'''

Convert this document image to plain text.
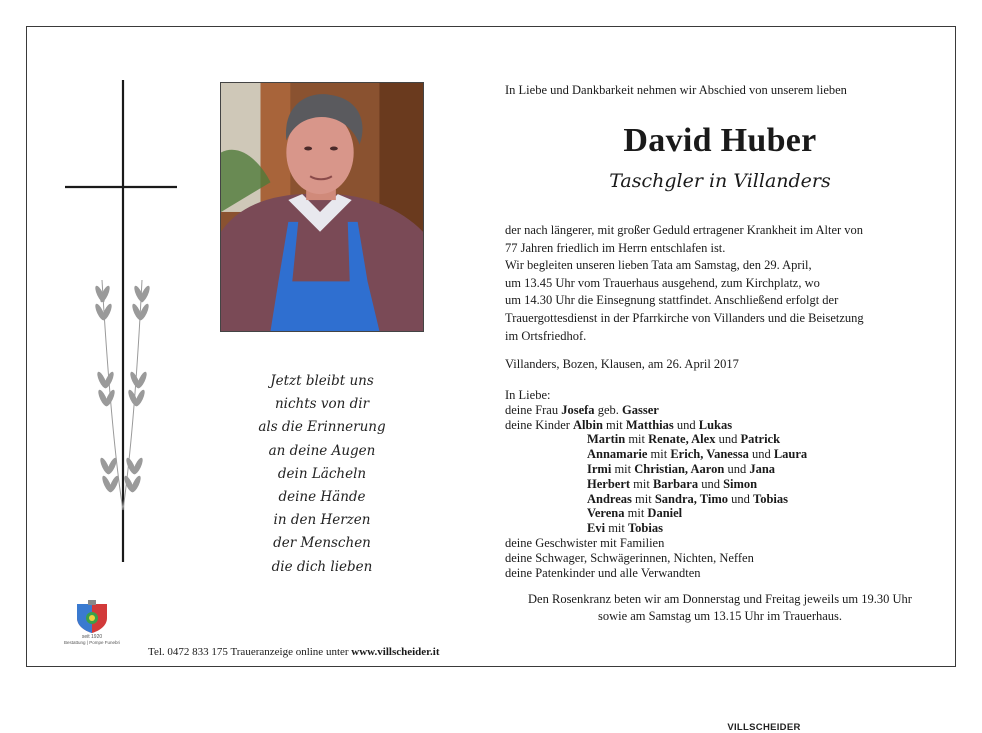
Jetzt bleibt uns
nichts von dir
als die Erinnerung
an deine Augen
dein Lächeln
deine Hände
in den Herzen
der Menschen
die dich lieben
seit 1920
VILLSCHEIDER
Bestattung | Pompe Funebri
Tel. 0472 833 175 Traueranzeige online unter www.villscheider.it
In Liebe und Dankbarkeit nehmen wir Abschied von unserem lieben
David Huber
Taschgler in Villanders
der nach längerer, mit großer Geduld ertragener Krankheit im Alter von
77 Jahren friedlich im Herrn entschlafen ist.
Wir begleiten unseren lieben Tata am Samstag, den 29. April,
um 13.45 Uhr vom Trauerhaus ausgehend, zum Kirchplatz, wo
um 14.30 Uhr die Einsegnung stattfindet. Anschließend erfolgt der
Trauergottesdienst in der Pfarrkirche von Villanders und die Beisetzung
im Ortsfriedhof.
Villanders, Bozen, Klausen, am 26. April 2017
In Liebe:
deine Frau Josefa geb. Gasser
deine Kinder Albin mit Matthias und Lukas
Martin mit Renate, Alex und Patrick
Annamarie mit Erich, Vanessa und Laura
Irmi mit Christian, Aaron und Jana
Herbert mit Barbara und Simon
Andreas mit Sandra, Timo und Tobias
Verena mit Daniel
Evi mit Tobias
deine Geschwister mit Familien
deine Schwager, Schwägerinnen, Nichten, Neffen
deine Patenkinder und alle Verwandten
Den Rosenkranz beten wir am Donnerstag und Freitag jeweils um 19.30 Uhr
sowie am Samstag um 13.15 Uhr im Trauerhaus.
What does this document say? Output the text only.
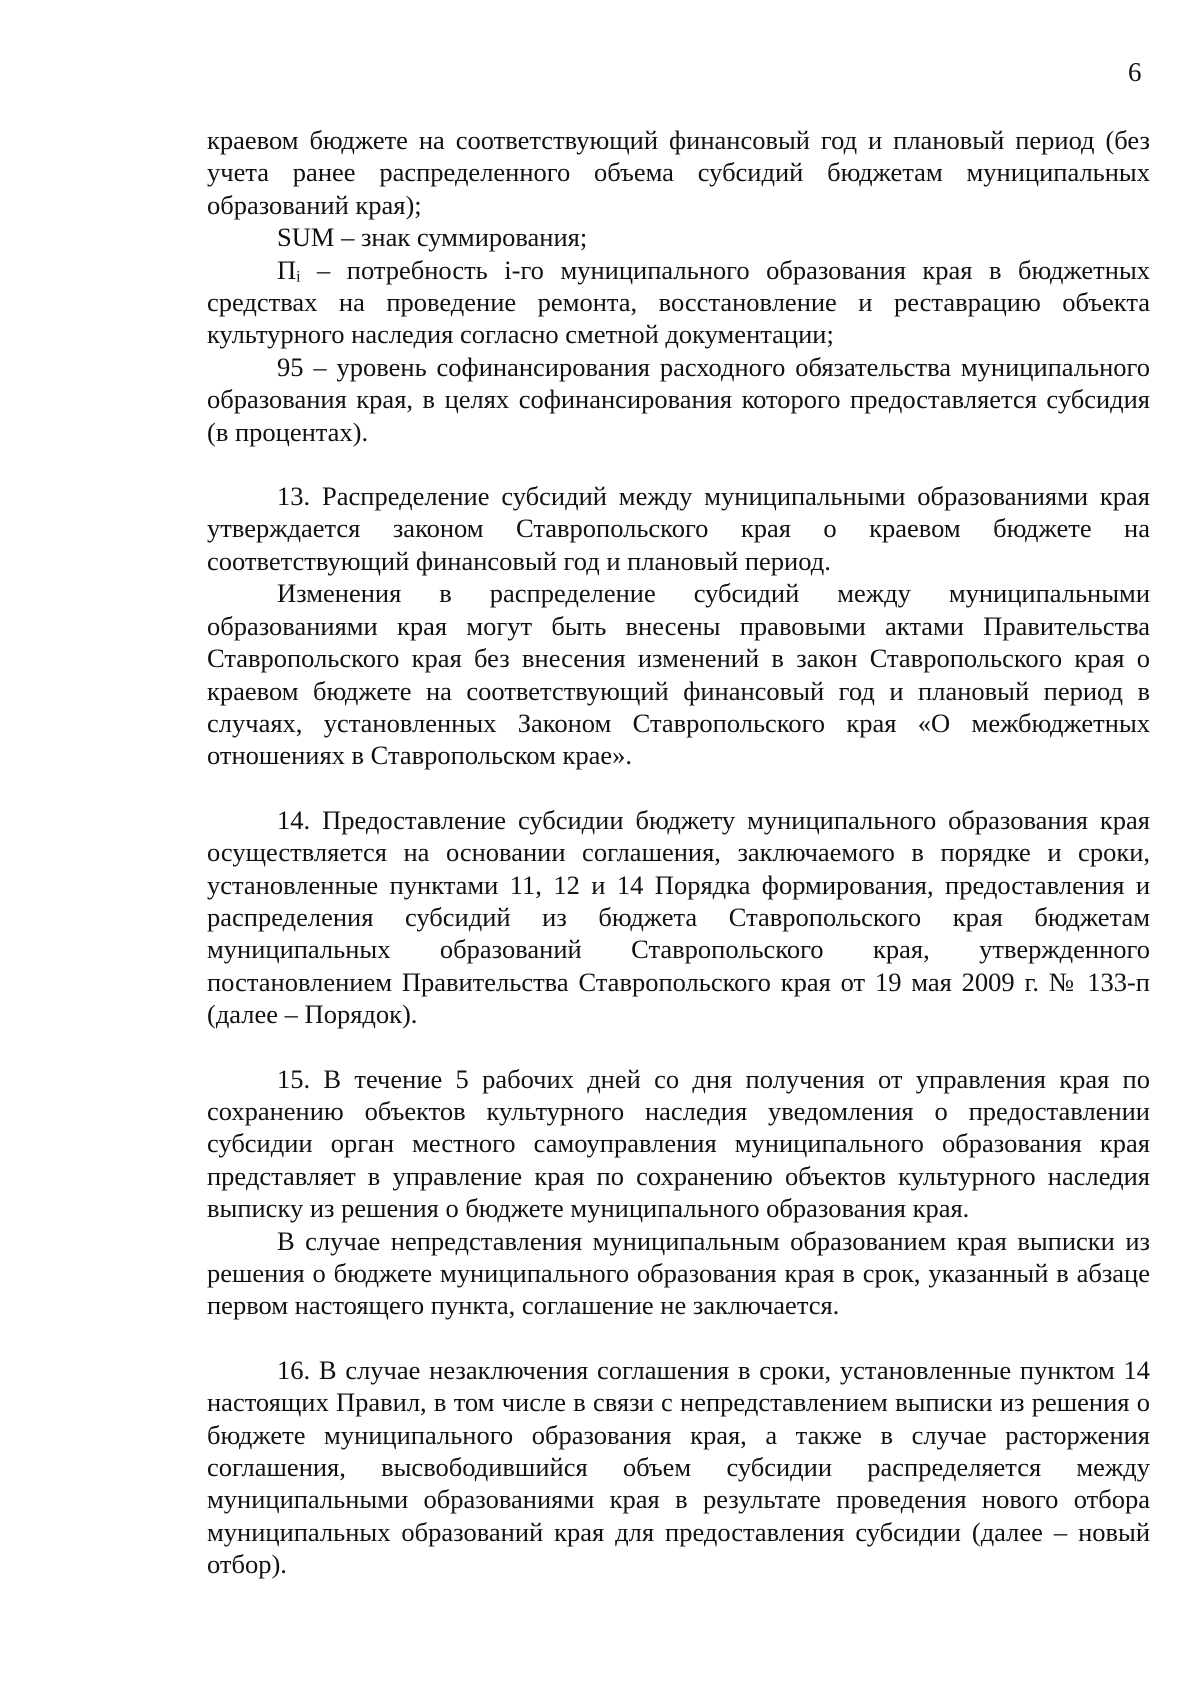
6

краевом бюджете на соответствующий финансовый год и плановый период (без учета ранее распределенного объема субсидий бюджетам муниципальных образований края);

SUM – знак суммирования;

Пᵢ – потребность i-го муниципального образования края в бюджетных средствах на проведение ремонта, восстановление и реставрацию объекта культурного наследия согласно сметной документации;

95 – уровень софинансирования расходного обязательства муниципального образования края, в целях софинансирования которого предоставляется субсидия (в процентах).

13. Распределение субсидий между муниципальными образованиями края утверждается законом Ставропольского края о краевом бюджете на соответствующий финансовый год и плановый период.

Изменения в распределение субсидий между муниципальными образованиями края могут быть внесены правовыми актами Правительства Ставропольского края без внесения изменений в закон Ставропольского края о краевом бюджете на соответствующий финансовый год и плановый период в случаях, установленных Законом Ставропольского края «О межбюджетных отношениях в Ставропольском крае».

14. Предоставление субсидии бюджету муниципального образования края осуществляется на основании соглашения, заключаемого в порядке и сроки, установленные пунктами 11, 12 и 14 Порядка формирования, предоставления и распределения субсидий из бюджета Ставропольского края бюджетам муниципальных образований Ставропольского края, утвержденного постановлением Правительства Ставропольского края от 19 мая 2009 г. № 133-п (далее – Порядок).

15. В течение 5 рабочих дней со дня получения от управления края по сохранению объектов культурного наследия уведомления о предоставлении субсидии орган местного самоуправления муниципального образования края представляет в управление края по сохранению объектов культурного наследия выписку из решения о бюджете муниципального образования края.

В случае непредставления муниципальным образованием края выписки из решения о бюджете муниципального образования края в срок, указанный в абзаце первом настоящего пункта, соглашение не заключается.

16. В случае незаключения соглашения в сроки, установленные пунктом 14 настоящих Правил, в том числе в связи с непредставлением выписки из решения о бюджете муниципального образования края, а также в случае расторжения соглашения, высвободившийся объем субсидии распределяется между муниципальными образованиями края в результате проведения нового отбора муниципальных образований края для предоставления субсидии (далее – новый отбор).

'''

• **WHAT IS NEEDED**
Exactly how many lines of the material contain the word "this"? Write the number alone.

• **FINISHED ANSWER**
2